---- Source material

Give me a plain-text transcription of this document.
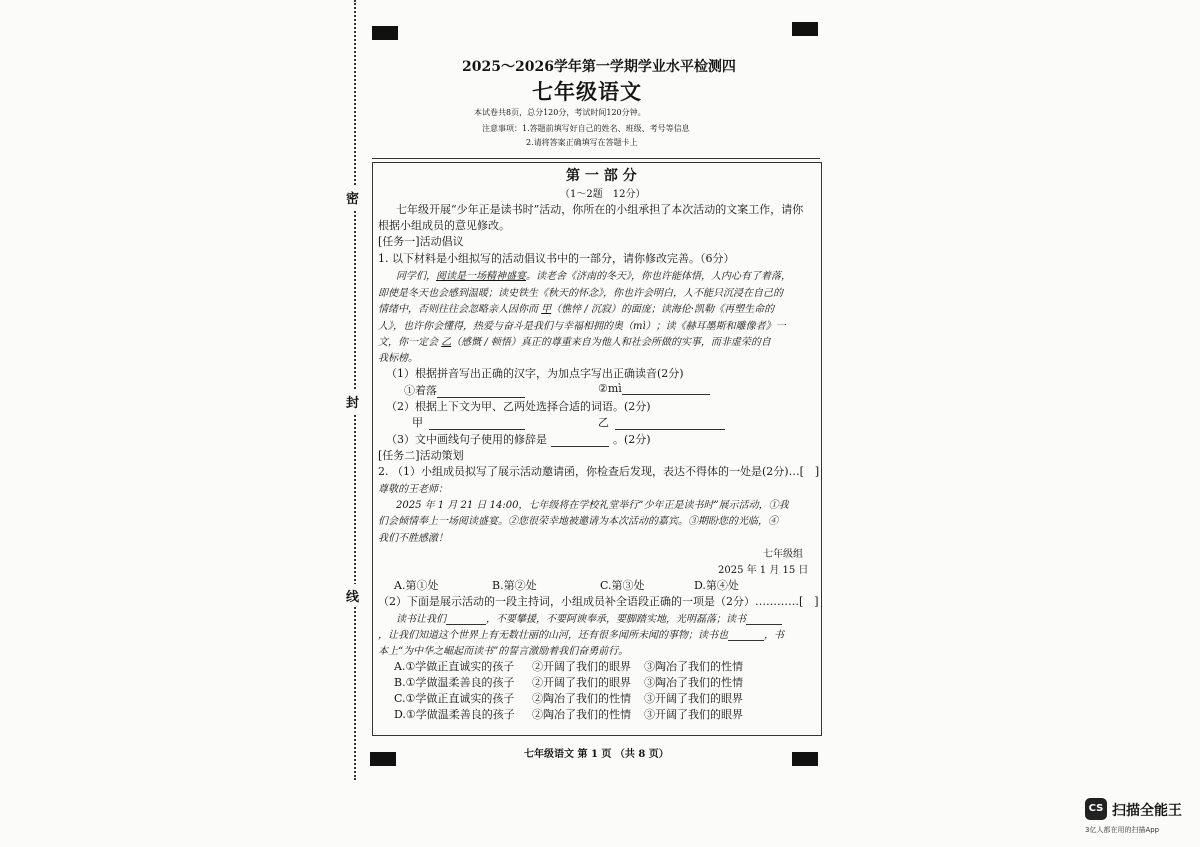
密
封
线
2025～2026学年第一学期学业水平检测四
七年级语文
本试卷共8页，总分120分，考试时间120分钟。
注意事项：1.答题前填写好自己的姓名、班级、考号等信息
2.请将答案正确填写在答题卡上
第 一 部 分
（1～2题　12分）
七年级开展“少年正是读书时”活动，你所在的小组承担了本次活动的文案工作，请你
根据小组成员的意见修改。
[任务一]活动倡议
1. 以下材料是小组拟写的活动倡议书中的一部分，请你修改完善。（6分）
同学们，阅读是一场精神盛宴。读老舍《济南的冬天》，你也许能体悟，人内心有了着落，
即使是冬天也会感到温暖；读史铁生《秋天的怀念》，你也许会明白，人不能只沉浸在自己的
情绪中，否则往往会忽略亲人因你而 甲（憔悴 / 沉寂）的面庞；读海伦·凯勒《再塑生命的
人》，也许你会懂得，热爱与奋斗是我们与幸福相拥的奥（mì）；读《赫耳墨斯和雕像者》一
文，你一定会 乙（感慨 / 顿悟）真正的尊重来自为他人和社会所做的实事，而非虚荣的自
我标榜。
（1）根据拼音写出正确的汉字，为加点字写出正确读音(2分)
①着落	②mì
（2）根据上下文为甲、乙两处选择合适的词语。(2分)
甲	乙
（3）文中画线句子使用的修辞是	。(2分)
[任务二]活动策划
2. （1）小组成员拟写了展示活动邀请函，你检查后发现，表达不得体的一处是(2分)…[　]
尊敬的王老师：
2025 年 1 月 21 日 14:00，七年级将在学校礼堂举行“少年正是读书时”展示活动，①我
们会倾情奉上一场阅读盛宴。②您很荣幸地被邀请为本次活动的嘉宾。③期盼您的光临，④
我们不胜感激！
七年级组
2025 年 1 月 15 日
A.第①处	B.第②处	C.第③处	D.第④处
（2）下面是展示活动的一段主持词，小组成员补全语段正确的一项是（2分）…………[　]
读书让我们	，不要攀援，不要阿谀奉承，要脚踏实地，光明磊落；读书
，让我们知道这个世界上有无数壮丽的山河，还有很多闻所未闻的事物；读书也	，书
本上“为中华之崛起而读书”的誓言激励着我们奋勇前行。
A.①学做正直诚实的孩子 ②开阔了我们的眼界 ③陶冶了我们的性情
B.①学做温柔善良的孩子 ②开阔了我们的眼界 ③陶冶了我们的性情
C.①学做正直诚实的孩子 ②陶冶了我们的性情 ③开阔了我们的眼界
D.①学做温柔善良的孩子 ②陶冶了我们的性情 ③开阔了我们的眼界
七年级语文 第 1 页 （共 8 页）
CS 扫描全能王
3亿人都在用的扫描App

--------

Except for the pictures, copy the material above exactly.

Give me a plain-text transcription of this document.
密
封
线
2025～2026学年第一学期学业水平检测四
七年级语文
本试卷共8页，总分120分，考试时间120分钟。
注意事项：1.答题前填写好自己的姓名、班级、考号等信息
2.请将答案正确填写在答题卡上
第 一 部 分
（1～2题　12分）
七年级开展“少年正是读书时”活动，你所在的小组承担了本次活动的文案工作，请你
根据小组成员的意见修改。
[任务一]活动倡议
1. 以下材料是小组拟写的活动倡议书中的一部分，请你修改完善。（6分）
同学们，阅读是一场精神盛宴。读老舍《济南的冬天》，你也许能体悟，人内心有了着落，
即使是冬天也会感到温暖；读史铁生《秋天的怀念》，你也许会明白，人不能只沉浸在自己的
情绪中，否则往往会忽略亲人因你而 甲（憔悴 / 沉寂）的面庞；读海伦·凯勒《再塑生命的
人》，也许你会懂得，热爱与奋斗是我们与幸福相拥的奥（mì）；读《赫耳墨斯和雕像者》一
文，你一定会 乙（感慨 / 顿悟）真正的尊重来自为他人和社会所做的实事，而非虚荣的自
我标榜。
（1）根据拼音写出正确的汉字，为加点字写出正确读音(2分)
①着落	②mì
（2）根据上下文为甲、乙两处选择合适的词语。(2分)
甲	乙
（3）文中画线句子使用的修辞是	。(2分)
[任务二]活动策划
2. （1）小组成员拟写了展示活动邀请函，你检查后发现，表达不得体的一处是(2分)…[　]
尊敬的王老师：
2025 年 1 月 21 日 14:00，七年级将在学校礼堂举行“少年正是读书时”展示活动，①我
们会倾情奉上一场阅读盛宴。②您很荣幸地被邀请为本次活动的嘉宾。③期盼您的光临，④
我们不胜感激！
七年级组
2025 年 1 月 15 日
A.第①处	B.第②处	C.第③处	D.第④处
（2）下面是展示活动的一段主持词，小组成员补全语段正确的一项是（2分）…………[　]
读书让我们	，不要攀援，不要阿谀奉承，要脚踏实地，光明磊落；读书
，让我们知道这个世界上有无数壮丽的山河，还有很多闻所未闻的事物；读书也	，书
本上“为中华之崛起而读书”的誓言激励着我们奋勇前行。
A.①学做正直诚实的孩子 ②开阔了我们的眼界 ③陶冶了我们的性情
B.①学做温柔善良的孩子 ②开阔了我们的眼界 ③陶冶了我们的性情
C.①学做正直诚实的孩子 ②陶冶了我们的性情 ③开阔了我们的眼界
D.①学做温柔善良的孩子 ②陶冶了我们的性情 ③开阔了我们的眼界
七年级语文 第 1 页 （共 8 页）
CS 扫描全能王
3亿人都在用的扫描App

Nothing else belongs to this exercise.